■ **DESCRIPTION OF THE TASK**:
Pictures do not belong in your copy. Repeat all the other data exactly.

══ ENTRIES PROVIDED

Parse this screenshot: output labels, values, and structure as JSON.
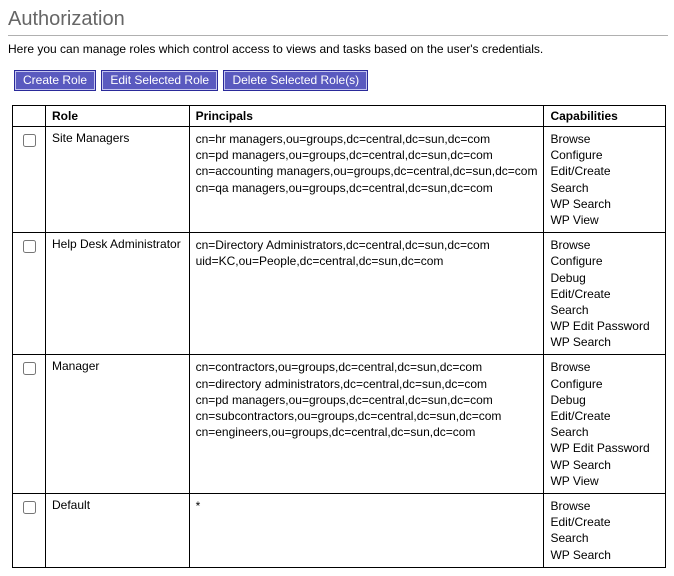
{
  "header": {
    "title": "Authorization",
    "description": "Here you can manage roles which control access to views and tasks based on the user's credentials."
  },
  "toolbar": {
    "create_label": "Create Role",
    "edit_label": "Edit Selected Role",
    "delete_label": "Delete Selected Role(s)"
  },
  "table": {
    "columns": {
      "role": "Role",
      "principals": "Principals",
      "capabilities": "Capabilities"
    },
    "rows": [
      {
        "role": "Site Managers",
        "principals": [
          "cn=hr managers,ou=groups,dc=central,dc=sun,dc=com",
          "cn=pd managers,ou=groups,dc=central,dc=sun,dc=com",
          "cn=accounting managers,ou=groups,dc=central,dc=sun,dc=com",
          "cn=qa managers,ou=groups,dc=central,dc=sun,dc=com"
        ],
        "capabilities": [
          "Browse",
          "Configure",
          "Edit/Create",
          "Search",
          "WP Search",
          "WP View"
        ]
      },
      {
        "role": "Help Desk Administrator",
        "principals": [
          "cn=Directory Administrators,dc=central,dc=sun,dc=com",
          "uid=KC,ou=People,dc=central,dc=sun,dc=com"
        ],
        "capabilities": [
          "Browse",
          "Configure",
          "Debug",
          "Edit/Create",
          "Search",
          "WP Edit Password",
          "WP Search"
        ]
      },
      {
        "role": "Manager",
        "principals": [
          "cn=contractors,ou=groups,dc=central,dc=sun,dc=com",
          "cn=directory administrators,dc=central,dc=sun,dc=com",
          "cn=pd managers,ou=groups,dc=central,dc=sun,dc=com",
          "cn=subcontractors,ou=groups,dc=central,dc=sun,dc=com",
          "cn=engineers,ou=groups,dc=central,dc=sun,dc=com"
        ],
        "capabilities": [
          "Browse",
          "Configure",
          "Debug",
          "Edit/Create",
          "Search",
          "WP Edit Password",
          "WP Search",
          "WP View"
        ]
      },
      {
        "role": "Default",
        "principals": [
          "*"
        ],
        "capabilities": [
          "Browse",
          "Edit/Create",
          "Search",
          "WP Search"
        ]
      }
    ]
  }
}
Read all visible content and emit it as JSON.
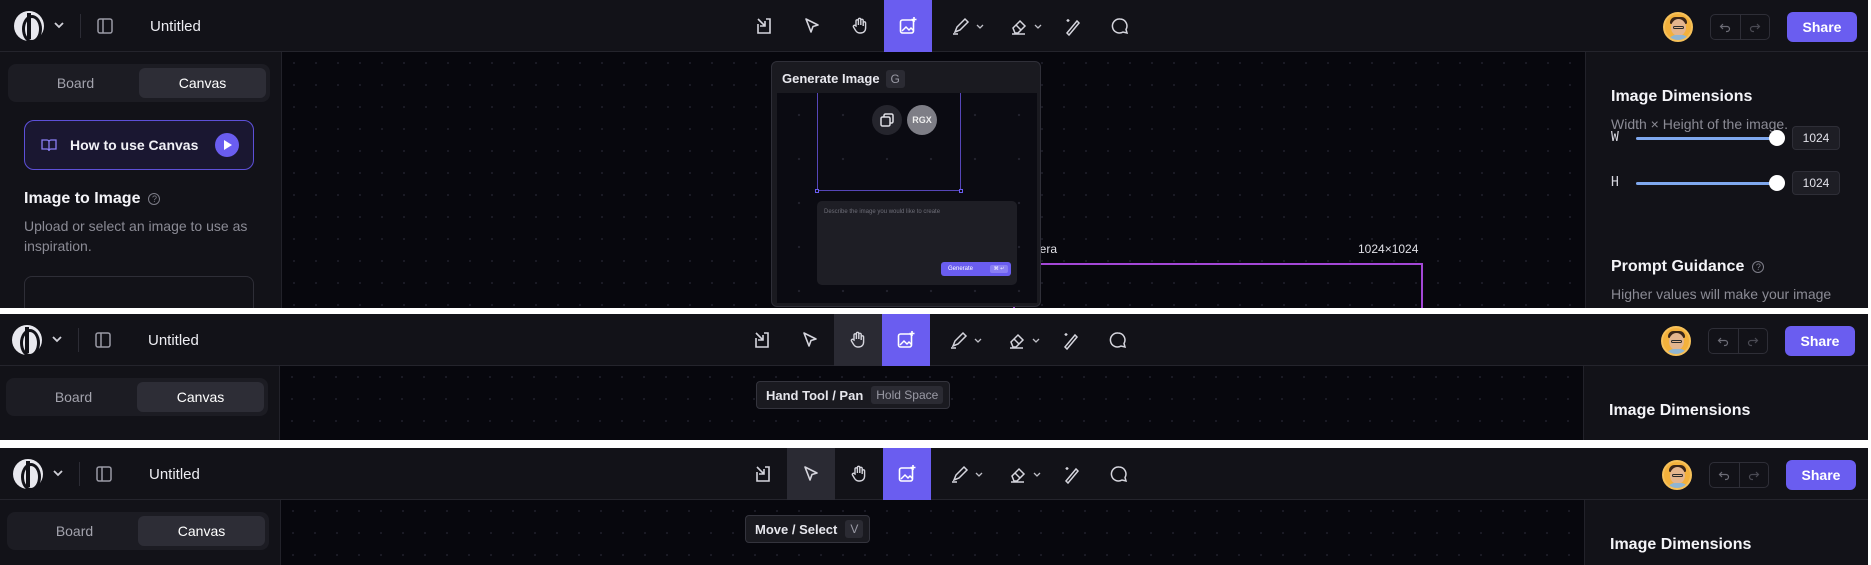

════

■ **RESULT**:
Parse this screenshot: output labels, values, and structure as JSON.
{
  "header": {
    "title": "Authorization",
    "description": "Here you can manage roles which control access to views and tasks based on the user's credentials."
  },
  "toolbar": {
    "create_label": "Create Role",
    "edit_label": "Edit Selected Role",
    "delete_label": "Delete Selected Role(s)"
  },
  "table": {
    "columns": {
      "role": "Role",
      "principals": "Principals",
      "capabilities": "Capabilities"
    },
    "rows": [
      {
        "role": "Site Managers",
        "principals": [
          "cn=hr managers,ou=groups,dc=central,dc=sun,dc=com",
          "cn=pd managers,ou=groups,dc=central,dc=sun,dc=com",
          "cn=accounting managers,ou=groups,dc=central,dc=sun,dc=com",
          "cn=qa managers,ou=groups,dc=central,dc=sun,dc=com"
        ],
        "capabilities": [
          "Browse",
          "Configure",
          "Edit/Create",
          "Search",
          "WP Search",
          "WP View"
        ]
      },
      {
        "role": "Help Desk Administrator",
        "principals": [
          "cn=Directory Administrators,dc=central,dc=sun,dc=com",
          "uid=KC,ou=People,dc=central,dc=sun,dc=com"
        ],
        "capabilities": [
          "Browse",
          "Configure",
          "Debug",
          "Edit/Create",
          "Search",
          "WP Edit Password",
          "WP Search"
        ]
      },
      {
        "role": "Manager",
        "principals": [
          "cn=contractors,ou=groups,dc=central,dc=sun,dc=com",
          "cn=directory administrators,dc=central,dc=sun,dc=com",
          "cn=pd managers,ou=groups,dc=central,dc=sun,dc=com",
          "cn=subcontractors,ou=groups,dc=central,dc=sun,dc=com",
          "cn=engineers,ou=groups,dc=central,dc=sun,dc=com"
        ],
        "capabilities": [
          "Browse",
          "Configure",
          "Debug",
          "Edit/Create",
          "Search",
          "WP Edit Password",
          "WP Search",
          "WP View"
        ]
      },
      {
        "role": "Default",
        "principals": [
          "*"
        ],
        "capabilities": [
          "Browse",
          "Edit/Create",
          "Search",
          "WP Search"
        ]
      }
    ]
  }
}
Read all visible content and emit it as JSON.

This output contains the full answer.